-- SET TASK --
Extract, verbatim, all lines starting at the one containing "Decode this image" and ending with the final line of the listing, and no others.

(Dataset items)
○ ○ ○ ○

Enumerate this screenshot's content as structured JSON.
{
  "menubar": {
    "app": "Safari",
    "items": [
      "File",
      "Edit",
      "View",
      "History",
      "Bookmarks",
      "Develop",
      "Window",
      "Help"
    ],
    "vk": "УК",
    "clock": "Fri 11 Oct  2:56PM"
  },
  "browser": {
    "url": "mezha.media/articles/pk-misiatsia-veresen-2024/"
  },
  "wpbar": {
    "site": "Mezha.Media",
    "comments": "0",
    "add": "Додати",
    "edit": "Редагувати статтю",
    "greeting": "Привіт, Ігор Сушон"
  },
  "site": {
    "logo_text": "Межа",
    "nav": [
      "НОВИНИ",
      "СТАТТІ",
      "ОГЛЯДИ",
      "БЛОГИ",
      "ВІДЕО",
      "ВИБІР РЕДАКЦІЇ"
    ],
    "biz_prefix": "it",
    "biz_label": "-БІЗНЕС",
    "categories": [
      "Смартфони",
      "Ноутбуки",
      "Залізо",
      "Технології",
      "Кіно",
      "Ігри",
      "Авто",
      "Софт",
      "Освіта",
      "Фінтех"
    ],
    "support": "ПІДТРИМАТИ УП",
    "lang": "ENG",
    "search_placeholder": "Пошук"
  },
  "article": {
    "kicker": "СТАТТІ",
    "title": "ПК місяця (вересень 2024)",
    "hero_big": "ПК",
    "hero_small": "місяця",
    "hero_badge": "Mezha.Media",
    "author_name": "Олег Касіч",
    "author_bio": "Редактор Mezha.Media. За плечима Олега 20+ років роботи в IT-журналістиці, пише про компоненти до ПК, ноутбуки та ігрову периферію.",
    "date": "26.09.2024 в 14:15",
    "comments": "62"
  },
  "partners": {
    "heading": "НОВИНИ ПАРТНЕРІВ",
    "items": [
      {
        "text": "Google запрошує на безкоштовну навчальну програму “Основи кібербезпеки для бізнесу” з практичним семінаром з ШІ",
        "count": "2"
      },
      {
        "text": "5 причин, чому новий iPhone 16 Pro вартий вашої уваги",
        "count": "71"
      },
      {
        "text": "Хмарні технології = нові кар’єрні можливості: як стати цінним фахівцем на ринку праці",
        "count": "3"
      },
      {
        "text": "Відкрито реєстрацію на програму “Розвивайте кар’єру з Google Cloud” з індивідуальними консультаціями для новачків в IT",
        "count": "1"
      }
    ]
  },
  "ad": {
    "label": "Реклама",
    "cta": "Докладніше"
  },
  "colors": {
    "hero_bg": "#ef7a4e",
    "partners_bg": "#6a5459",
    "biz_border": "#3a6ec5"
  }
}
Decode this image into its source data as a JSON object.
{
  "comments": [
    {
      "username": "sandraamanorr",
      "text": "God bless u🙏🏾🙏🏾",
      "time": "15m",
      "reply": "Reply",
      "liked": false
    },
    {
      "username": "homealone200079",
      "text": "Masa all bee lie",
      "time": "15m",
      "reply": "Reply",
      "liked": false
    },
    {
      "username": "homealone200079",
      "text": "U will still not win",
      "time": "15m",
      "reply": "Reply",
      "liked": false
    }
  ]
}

○ ○ ○ ○

-- FULL RESPONSE --
Decode this image into its source data as a JSON object.
{
  "comments": [
    {
      "username": "sandraamanorr",
      "text": "God bless u🙏🏾🙏🏾",
      "time": "15m",
      "reply": "Reply",
      "liked": false
    },
    {
      "username": "homealone200079",
      "text": "Masa all bee lie",
      "time": "15m",
      "reply": "Reply",
      "liked": false
    },
    {
      "username": "homealone200079",
      "text": "U will still not win",
      "time": "15m",
      "reply": "Reply",
      "liked": false
    }
  ]
}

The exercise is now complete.